**Task objective**.
Produce an exact copy of the lines from the line containing "What's the underlying" through the last line of the listing below, both ends included, and nothing else.

**Provided information**.
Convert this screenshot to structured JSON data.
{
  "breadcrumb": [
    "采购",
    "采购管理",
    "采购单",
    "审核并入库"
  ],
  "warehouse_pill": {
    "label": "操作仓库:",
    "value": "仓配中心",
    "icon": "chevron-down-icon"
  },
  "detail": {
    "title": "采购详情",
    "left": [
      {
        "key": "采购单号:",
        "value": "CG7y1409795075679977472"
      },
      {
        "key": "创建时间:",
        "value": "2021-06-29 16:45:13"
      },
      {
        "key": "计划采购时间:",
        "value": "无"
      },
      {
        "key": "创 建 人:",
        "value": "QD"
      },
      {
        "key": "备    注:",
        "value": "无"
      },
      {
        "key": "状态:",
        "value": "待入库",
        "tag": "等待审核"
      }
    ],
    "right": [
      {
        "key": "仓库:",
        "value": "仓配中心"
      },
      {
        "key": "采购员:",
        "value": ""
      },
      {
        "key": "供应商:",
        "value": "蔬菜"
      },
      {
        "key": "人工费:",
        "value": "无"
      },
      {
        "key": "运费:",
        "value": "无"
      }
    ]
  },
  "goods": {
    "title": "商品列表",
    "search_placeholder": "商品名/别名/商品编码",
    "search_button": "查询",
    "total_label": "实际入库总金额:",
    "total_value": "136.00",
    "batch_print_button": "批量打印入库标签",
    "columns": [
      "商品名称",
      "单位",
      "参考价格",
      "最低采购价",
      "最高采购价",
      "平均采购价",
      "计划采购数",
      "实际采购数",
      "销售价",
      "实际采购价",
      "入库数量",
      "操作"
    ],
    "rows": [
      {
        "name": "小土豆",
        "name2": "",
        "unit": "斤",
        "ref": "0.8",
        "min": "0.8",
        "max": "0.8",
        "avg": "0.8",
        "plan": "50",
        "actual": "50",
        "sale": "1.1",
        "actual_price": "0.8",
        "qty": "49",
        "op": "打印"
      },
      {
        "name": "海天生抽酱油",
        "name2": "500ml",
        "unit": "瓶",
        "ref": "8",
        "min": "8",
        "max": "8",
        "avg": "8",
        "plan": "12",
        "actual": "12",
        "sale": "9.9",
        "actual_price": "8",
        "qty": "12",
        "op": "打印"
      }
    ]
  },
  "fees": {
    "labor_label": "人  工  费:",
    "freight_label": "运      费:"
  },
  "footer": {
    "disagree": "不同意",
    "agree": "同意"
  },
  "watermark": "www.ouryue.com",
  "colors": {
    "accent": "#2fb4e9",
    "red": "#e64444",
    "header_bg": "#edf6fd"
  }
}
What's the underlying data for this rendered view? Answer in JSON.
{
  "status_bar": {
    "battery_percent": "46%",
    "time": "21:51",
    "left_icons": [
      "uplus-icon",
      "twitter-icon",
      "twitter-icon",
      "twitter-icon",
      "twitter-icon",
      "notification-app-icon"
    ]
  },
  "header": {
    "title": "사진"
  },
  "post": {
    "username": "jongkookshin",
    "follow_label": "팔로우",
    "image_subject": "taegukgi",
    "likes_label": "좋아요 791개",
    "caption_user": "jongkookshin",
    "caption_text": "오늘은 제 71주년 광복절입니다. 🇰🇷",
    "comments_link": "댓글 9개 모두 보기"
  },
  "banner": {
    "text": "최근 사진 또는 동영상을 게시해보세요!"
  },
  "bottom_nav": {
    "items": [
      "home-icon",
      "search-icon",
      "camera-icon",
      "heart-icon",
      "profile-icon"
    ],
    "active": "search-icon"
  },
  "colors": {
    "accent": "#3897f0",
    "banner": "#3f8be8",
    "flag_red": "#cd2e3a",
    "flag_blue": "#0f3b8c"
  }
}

**Final result**.
What's the underlying data for this rendered view? Answer in JSON.
{
  "status_bar": {
    "battery_percent": "46%",
    "time": "21:51",
    "left_icons": [
      "uplus-icon",
      "twitter-icon",
      "twitter-icon",
      "twitter-icon",
      "twitter-icon",
      "notification-app-icon"
    ]
  },
  "header": {
    "title": "사진"
  },
  "post": {
    "username": "jongkookshin",
    "follow_label": "팔로우",
    "image_subject": "taegukgi",
    "likes_label": "좋아요 791개",
    "caption_user": "jongkookshin",
    "caption_text": "오늘은 제 71주년 광복절입니다. 🇰🇷",
    "comments_link": "댓글 9개 모두 보기"
  },
  "banner": {
    "text": "최근 사진 또는 동영상을 게시해보세요!"
  },
  "bottom_nav": {
    "items": [
      "home-icon",
      "search-icon",
      "camera-icon",
      "heart-icon",
      "profile-icon"
    ],
    "active": "search-icon"
  },
  "colors": {
    "accent": "#3897f0",
    "banner": "#3f8be8",
    "flag_red": "#cd2e3a",
    "flag_blue": "#0f3b8c"
  }
}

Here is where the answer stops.